═════ Material supplied ═════
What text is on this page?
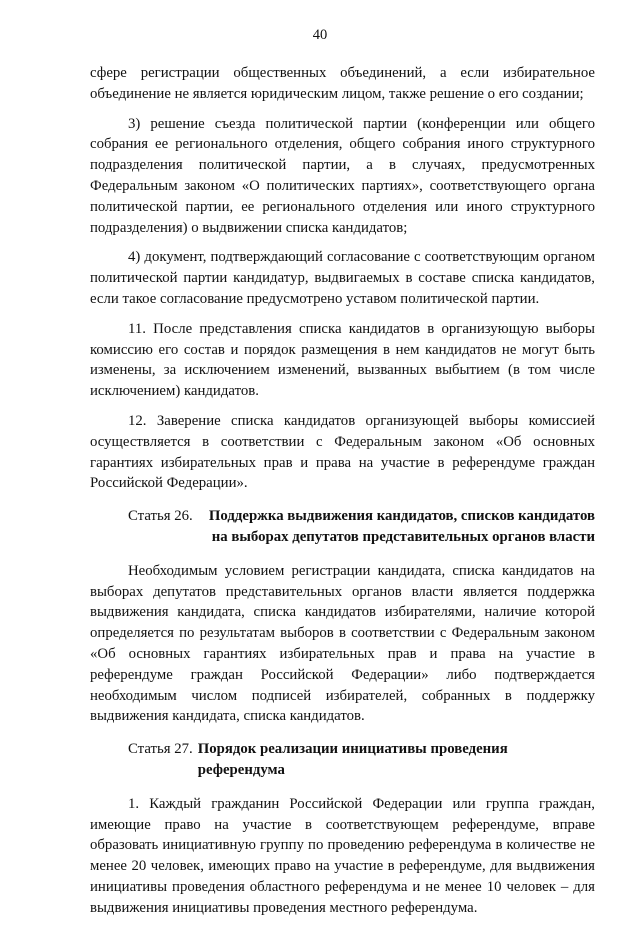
40

сфере регистрации общественных объединений, а если избирательное объединение не является юридическим лицом, также решение о его создании;

3) решение съезда политической партии (конференции или общего собрания ее регионального отделения, общего собрания иного структурного подразделения политической партии, а в случаях, предусмотренных Федеральным законом «О политических партиях», соответствующего органа политической партии, ее регионального отделения или иного структурного подразделения) о выдвижении списка кандидатов;

4) документ, подтверждающий согласование с соответствующим органом политической партии кандидатур, выдвигаемых в составе списка кандидатов, если такое согласование предусмотрено уставом политической партии.

11. После представления списка кандидатов в организующую выборы комиссию его состав и порядок размещения в нем кандидатов не могут быть изменены, за исключением изменений, вызванных выбытием (в том числе исключением) кандидатов.

12. Заверение списка кандидатов организующей выборы комиссией осуществляется в соответствии с Федеральным законом «Об основных гарантиях избирательных прав и права на участие в референдуме граждан Российской Федерации».

Статья 26.	Поддержка выдвижения кандидатов, списков кандидатов на выборах депутатов представительных органов власти

Необходимым условием регистрации кандидата, списка кандидатов на выборах депутатов представительных органов власти является поддержка выдвижения кандидата, списка кандидатов избирателями, наличие которой определяется по результатам выборов в соответствии с Федеральным законом «Об основных гарантиях избирательных прав и права на участие в референдуме граждан Российской Федерации» либо подтверждается необходимым числом подписей избирателей, собранных в поддержку выдвижения кандидата, списка кандидатов.

Статья 27. Порядок реализации инициативы проведения референдума

1. Каждый гражданин Российской Федерации или группа граждан, имеющие право на участие в соответствующем референдуме, вправе образовать инициативную группу по проведению референдума в количестве не менее 20 человек, имеющих право на участие в референдуме, для выдвижения инициативы проведения областного референдума и не менее 10 человек – для выдвижения инициативы проведения местного референдума.
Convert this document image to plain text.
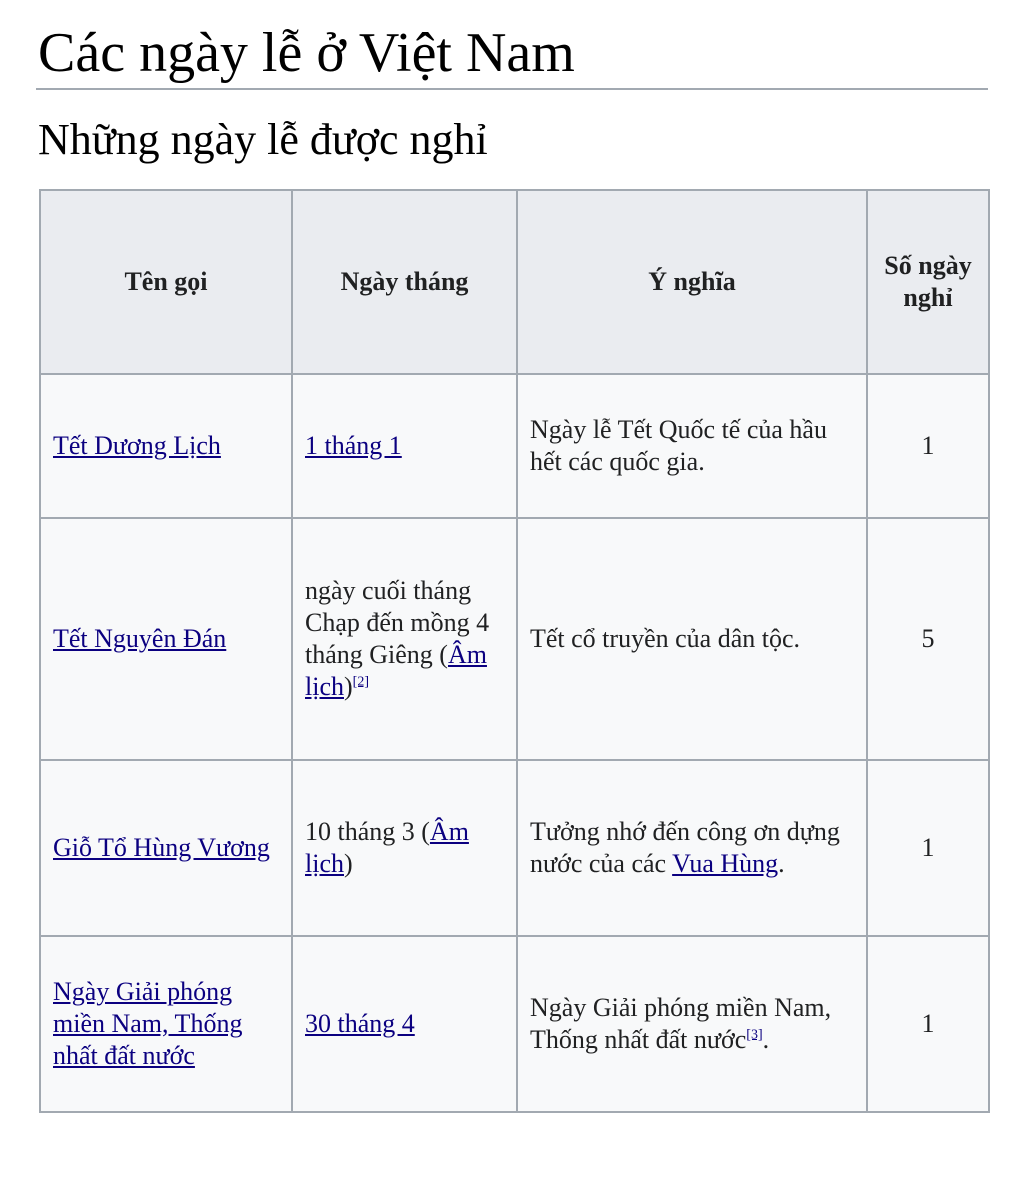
Các ngày lễ ở Việt Nam
Những ngày lễ được nghỉ
Tên gọi	Ngày tháng	Ý nghĩa	Số ngày nghỉ
Tết Dương Lịch	1 tháng 1	Ngày lễ Tết Quốc tế của hầu hết các quốc gia.	1
Tết Nguyên Đán	ngày cuối tháng Chạp đến mồng 4 tháng Giêng (Âm lịch)[2]	Tết cổ truyền của dân tộc.	5
Giỗ Tổ Hùng Vương	10 tháng 3 (Âm lịch)	Tưởng nhớ đến công ơn dựng nước của các Vua Hùng.	1
Ngày Giải phóng miền Nam, Thống nhất đất nước	30 tháng 4	Ngày Giải phóng miền Nam, Thống nhất đất nước[3].	1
═════
Short problem: Without the pictures, repeat the listing above exactly.

Finished exercise:
What text is on this page?
40

сфере регистрации общественных объединений, а если избирательное объединение не является юридическим лицом, также решение о его создании;

3) решение съезда политической партии (конференции или общего собрания ее регионального отделения, общего собрания иного структурного подразделения политической партии, а в случаях, предусмотренных Федеральным законом «О политических партиях», соответствующего органа политической партии, ее регионального отделения или иного структурного подразделения) о выдвижении списка кандидатов;

4) документ, подтверждающий согласование с соответствующим органом политической партии кандидатур, выдвигаемых в составе списка кандидатов, если такое согласование предусмотрено уставом политической партии.

11. После представления списка кандидатов в организующую выборы комиссию его состав и порядок размещения в нем кандидатов не могут быть изменены, за исключением изменений, вызванных выбытием (в том числе исключением) кандидатов.

12. Заверение списка кандидатов организующей выборы комиссией осуществляется в соответствии с Федеральным законом «Об основных гарантиях избирательных прав и права на участие в референдуме граждан Российской Федерации».

Статья 26.	Поддержка выдвижения кандидатов, списков кандидатов на выборах депутатов представительных органов власти

Необходимым условием регистрации кандидата, списка кандидатов на выборах депутатов представительных органов власти является поддержка выдвижения кандидата, списка кандидатов избирателями, наличие которой определяется по результатам выборов в соответствии с Федеральным законом «Об основных гарантиях избирательных прав и права на участие в референдуме граждан Российской Федерации» либо подтверждается необходимым числом подписей избирателей, собранных в поддержку выдвижения кандидата, списка кандидатов.

Статья 27. Порядок реализации инициативы проведения референдума

1. Каждый гражданин Российской Федерации или группа граждан, имеющие право на участие в соответствующем референдуме, вправе образовать инициативную группу по проведению референдума в количестве не менее 20 человек, имеющих право на участие в референдуме, для выдвижения инициативы проведения областного референдума и не менее 10 человек – для выдвижения инициативы проведения местного референдума.
Convert this document image to plain text.
Các ngày lễ ở Việt Nam
Những ngày lễ được nghỉ
Tên gọi	Ngày tháng	Ý nghĩa	Số ngày nghỉ
Tết Dương Lịch	1 tháng 1	Ngày lễ Tết Quốc tế của hầu hết các quốc gia.	1
Tết Nguyên Đán	ngày cuối tháng Chạp đến mồng 4 tháng Giêng (Âm lịch)[2]	Tết cổ truyền của dân tộc.	5
Giỗ Tổ Hùng Vương	10 tháng 3 (Âm lịch)	Tưởng nhớ đến công ơn dựng nước của các Vua Hùng.	1
Ngày Giải phóng miền Nam, Thống nhất đất nước	30 tháng 4	Ngày Giải phóng miền Nam, Thống nhất đất nước[3].	1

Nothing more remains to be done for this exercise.